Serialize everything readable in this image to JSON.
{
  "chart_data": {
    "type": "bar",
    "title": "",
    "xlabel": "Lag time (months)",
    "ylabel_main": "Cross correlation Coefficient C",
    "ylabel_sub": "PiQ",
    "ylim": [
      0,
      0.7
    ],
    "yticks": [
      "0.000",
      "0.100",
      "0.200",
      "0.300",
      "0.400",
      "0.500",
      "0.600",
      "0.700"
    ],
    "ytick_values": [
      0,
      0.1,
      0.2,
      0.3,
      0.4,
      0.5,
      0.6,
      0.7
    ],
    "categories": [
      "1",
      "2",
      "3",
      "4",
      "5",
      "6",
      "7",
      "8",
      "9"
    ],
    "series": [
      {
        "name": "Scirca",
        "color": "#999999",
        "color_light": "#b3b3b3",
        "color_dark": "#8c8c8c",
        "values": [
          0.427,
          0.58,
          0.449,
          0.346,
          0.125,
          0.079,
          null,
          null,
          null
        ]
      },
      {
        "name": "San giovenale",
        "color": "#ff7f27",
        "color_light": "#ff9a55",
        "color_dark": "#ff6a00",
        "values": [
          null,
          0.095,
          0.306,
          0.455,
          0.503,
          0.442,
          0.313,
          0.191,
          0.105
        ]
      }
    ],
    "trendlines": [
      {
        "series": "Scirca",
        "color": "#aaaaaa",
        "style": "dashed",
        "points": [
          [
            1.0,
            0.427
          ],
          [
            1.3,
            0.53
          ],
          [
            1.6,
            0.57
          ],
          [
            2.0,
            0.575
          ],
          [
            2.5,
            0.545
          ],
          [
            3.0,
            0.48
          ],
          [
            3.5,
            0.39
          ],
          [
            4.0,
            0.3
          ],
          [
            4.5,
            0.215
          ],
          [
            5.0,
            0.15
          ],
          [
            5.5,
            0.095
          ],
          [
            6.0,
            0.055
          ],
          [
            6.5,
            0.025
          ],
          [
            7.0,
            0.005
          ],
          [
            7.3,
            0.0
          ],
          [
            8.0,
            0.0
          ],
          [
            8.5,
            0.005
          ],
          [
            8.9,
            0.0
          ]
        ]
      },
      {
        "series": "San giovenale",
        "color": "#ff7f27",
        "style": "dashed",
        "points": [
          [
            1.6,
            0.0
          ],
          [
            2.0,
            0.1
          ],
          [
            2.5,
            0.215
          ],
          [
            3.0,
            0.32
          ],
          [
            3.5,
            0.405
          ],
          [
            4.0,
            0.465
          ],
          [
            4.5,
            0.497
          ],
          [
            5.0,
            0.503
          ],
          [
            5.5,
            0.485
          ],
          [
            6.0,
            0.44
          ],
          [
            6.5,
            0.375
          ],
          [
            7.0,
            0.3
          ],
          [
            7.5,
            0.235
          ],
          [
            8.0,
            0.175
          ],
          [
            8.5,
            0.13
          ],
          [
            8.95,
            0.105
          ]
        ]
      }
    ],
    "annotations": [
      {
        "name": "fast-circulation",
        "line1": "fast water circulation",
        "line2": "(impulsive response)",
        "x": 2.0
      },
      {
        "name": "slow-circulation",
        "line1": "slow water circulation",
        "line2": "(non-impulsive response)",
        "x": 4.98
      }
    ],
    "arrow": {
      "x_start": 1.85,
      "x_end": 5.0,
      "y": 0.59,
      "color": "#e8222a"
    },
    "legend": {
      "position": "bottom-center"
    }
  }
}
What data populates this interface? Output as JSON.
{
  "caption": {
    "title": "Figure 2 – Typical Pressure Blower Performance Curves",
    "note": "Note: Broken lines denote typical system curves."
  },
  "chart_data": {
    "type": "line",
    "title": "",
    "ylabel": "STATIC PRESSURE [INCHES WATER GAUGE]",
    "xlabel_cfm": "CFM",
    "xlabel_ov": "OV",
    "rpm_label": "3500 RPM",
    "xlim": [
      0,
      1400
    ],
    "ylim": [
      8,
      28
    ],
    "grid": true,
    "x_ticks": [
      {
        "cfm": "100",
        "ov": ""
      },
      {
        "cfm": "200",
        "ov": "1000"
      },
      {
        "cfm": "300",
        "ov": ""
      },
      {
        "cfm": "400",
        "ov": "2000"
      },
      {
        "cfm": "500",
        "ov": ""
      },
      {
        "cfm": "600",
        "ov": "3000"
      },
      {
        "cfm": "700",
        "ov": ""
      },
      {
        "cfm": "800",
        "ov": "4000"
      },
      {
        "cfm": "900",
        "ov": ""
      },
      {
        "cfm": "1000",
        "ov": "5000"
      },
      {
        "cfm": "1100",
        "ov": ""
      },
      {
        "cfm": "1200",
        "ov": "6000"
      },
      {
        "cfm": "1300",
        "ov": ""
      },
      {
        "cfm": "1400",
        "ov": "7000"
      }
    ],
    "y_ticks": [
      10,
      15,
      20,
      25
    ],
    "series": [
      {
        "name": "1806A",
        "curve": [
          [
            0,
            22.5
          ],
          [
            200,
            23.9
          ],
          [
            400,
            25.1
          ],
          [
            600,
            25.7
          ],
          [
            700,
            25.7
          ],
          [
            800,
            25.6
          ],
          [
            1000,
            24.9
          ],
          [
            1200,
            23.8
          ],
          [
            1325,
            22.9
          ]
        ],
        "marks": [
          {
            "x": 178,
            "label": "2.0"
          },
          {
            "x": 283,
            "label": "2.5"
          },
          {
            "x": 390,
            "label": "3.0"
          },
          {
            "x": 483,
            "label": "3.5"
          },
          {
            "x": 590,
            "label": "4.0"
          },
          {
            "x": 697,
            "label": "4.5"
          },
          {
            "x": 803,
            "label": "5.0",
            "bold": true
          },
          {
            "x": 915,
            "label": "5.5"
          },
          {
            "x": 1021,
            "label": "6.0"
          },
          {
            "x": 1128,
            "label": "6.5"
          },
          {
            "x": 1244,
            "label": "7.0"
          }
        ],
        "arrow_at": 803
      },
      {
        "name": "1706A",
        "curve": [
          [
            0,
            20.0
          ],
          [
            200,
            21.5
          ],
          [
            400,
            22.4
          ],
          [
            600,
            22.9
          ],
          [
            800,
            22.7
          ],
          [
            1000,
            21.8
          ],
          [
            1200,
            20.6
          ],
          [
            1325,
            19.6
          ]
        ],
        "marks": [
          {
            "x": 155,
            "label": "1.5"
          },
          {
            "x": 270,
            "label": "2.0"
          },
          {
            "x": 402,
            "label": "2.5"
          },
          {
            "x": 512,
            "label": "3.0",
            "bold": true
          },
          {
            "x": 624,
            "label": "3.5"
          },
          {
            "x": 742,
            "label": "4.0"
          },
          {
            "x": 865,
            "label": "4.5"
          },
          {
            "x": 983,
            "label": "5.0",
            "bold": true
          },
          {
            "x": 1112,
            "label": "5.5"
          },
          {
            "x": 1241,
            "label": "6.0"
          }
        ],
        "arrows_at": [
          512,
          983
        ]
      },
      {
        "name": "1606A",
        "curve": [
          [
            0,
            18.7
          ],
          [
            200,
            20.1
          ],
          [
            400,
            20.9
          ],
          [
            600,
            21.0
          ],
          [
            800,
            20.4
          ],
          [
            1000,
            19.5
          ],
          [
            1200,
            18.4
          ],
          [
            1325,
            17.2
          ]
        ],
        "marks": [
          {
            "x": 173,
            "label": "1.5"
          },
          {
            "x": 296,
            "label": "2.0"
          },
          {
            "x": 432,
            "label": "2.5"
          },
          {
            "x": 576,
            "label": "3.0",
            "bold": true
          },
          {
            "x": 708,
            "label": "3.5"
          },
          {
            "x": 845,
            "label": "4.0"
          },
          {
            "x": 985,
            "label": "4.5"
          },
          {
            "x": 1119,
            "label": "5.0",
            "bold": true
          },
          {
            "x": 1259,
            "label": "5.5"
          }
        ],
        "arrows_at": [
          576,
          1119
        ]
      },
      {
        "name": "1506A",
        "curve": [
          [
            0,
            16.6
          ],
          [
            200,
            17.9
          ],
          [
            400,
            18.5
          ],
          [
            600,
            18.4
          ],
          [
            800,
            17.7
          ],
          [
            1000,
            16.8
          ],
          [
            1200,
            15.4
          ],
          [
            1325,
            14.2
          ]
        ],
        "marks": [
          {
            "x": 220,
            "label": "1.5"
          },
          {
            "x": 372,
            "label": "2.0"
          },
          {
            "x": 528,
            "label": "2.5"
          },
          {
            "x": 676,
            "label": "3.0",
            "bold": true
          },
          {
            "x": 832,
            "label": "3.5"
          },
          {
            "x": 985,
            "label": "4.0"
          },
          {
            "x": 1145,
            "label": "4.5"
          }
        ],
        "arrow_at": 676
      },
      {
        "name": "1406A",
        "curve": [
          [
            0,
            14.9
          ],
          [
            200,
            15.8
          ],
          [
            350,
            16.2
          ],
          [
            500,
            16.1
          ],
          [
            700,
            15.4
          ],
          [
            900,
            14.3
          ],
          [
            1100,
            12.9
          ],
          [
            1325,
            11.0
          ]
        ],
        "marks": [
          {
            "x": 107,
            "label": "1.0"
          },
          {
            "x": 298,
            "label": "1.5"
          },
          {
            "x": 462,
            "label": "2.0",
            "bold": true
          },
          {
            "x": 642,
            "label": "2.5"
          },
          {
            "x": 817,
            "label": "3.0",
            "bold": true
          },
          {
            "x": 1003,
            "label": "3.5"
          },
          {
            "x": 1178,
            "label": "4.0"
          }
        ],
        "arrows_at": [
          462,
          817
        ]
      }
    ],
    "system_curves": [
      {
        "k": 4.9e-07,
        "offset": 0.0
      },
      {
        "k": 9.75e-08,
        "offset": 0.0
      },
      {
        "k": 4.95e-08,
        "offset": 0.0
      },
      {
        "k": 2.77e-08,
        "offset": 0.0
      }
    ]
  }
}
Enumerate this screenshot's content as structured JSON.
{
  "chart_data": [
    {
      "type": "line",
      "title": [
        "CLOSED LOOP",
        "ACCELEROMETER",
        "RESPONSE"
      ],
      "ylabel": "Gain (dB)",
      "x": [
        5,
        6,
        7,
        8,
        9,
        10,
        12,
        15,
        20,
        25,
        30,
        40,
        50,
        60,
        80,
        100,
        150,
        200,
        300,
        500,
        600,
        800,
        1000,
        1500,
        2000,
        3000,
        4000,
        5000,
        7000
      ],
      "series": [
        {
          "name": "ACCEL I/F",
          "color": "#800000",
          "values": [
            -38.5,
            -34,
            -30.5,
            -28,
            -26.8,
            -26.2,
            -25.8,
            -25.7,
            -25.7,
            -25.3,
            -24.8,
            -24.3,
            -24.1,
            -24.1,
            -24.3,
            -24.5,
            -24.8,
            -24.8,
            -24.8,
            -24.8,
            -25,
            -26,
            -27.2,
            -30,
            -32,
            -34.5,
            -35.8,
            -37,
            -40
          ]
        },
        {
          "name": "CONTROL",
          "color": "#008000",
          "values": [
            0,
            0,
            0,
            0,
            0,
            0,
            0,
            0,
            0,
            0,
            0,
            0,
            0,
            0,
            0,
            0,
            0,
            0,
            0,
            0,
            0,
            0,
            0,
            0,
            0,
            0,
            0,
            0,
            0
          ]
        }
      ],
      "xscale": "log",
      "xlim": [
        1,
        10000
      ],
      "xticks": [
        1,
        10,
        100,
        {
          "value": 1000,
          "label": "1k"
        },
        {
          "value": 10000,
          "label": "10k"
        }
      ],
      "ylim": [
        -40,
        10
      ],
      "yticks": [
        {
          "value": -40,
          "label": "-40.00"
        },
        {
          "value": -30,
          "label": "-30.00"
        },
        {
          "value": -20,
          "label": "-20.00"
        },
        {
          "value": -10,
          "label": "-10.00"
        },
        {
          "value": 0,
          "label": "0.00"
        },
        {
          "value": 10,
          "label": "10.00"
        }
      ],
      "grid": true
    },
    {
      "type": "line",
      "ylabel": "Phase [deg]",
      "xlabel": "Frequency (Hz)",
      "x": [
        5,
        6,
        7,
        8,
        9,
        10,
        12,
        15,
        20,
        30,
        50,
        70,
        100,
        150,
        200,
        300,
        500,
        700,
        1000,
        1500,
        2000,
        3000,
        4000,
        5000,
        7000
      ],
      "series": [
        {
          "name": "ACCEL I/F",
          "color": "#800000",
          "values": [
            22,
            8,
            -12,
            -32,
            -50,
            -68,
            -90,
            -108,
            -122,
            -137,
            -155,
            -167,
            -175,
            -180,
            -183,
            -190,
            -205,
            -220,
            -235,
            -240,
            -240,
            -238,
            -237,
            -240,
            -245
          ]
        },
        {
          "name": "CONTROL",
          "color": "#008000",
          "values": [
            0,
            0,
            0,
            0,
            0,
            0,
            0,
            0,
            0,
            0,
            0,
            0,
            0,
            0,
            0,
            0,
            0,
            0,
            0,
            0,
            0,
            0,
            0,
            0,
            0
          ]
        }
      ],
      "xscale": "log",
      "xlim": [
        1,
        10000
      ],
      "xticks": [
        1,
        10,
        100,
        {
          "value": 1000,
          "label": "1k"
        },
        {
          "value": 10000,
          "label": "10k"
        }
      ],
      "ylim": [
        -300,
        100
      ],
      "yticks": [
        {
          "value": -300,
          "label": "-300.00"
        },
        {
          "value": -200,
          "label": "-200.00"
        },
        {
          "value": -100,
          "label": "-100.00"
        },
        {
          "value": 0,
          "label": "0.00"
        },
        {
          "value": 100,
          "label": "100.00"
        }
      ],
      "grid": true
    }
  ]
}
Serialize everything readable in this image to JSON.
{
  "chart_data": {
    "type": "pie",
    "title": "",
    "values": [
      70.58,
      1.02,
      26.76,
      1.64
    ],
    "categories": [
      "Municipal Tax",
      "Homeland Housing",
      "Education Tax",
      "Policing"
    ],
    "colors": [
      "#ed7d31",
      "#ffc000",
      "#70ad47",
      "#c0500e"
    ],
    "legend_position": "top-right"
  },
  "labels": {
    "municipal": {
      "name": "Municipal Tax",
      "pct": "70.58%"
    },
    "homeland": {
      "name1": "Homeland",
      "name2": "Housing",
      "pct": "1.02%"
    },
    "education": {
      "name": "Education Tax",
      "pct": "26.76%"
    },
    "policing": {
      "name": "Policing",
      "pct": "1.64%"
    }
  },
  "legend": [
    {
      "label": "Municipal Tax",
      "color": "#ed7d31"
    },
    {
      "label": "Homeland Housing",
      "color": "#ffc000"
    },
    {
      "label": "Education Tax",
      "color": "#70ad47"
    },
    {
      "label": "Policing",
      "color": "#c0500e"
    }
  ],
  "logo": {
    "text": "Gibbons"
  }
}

The exercise:
Take every line that includes the string "slow" and copy it.

Complete answer:
        "name": "slow-circulation",
        "line1": "slow water circulation",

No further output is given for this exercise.